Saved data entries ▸
— Start —

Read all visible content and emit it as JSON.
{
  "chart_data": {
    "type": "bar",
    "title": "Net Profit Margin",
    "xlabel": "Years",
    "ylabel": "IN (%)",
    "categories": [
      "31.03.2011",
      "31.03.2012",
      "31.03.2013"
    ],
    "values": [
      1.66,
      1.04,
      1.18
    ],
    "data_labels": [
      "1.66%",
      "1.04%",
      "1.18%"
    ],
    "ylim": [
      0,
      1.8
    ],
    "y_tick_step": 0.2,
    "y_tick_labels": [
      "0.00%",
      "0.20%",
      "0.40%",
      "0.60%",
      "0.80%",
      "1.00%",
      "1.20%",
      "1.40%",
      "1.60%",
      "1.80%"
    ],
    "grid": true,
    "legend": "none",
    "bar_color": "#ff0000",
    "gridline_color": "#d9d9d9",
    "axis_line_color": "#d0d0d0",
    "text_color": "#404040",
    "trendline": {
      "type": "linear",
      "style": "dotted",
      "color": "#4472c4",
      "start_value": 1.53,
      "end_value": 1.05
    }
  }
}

— End —

Extract the listing in its entirety and repeat it exactly.

Read all visible content and emit it as JSON.
{
  "chart_data": {
    "type": "bar",
    "title": "Net Profit Margin",
    "xlabel": "Years",
    "ylabel": "IN (%)",
    "categories": [
      "31.03.2011",
      "31.03.2012",
      "31.03.2013"
    ],
    "values": [
      1.66,
      1.04,
      1.18
    ],
    "data_labels": [
      "1.66%",
      "1.04%",
      "1.18%"
    ],
    "ylim": [
      0,
      1.8
    ],
    "y_tick_step": 0.2,
    "y_tick_labels": [
      "0.00%",
      "0.20%",
      "0.40%",
      "0.60%",
      "0.80%",
      "1.00%",
      "1.20%",
      "1.40%",
      "1.60%",
      "1.80%"
    ],
    "grid": true,
    "legend": "none",
    "bar_color": "#ff0000",
    "gridline_color": "#d9d9d9",
    "axis_line_color": "#d0d0d0",
    "text_color": "#404040",
    "trendline": {
      "type": "linear",
      "style": "dotted",
      "color": "#4472c4",
      "start_value": 1.53,
      "end_value": 1.05
    }
  }
}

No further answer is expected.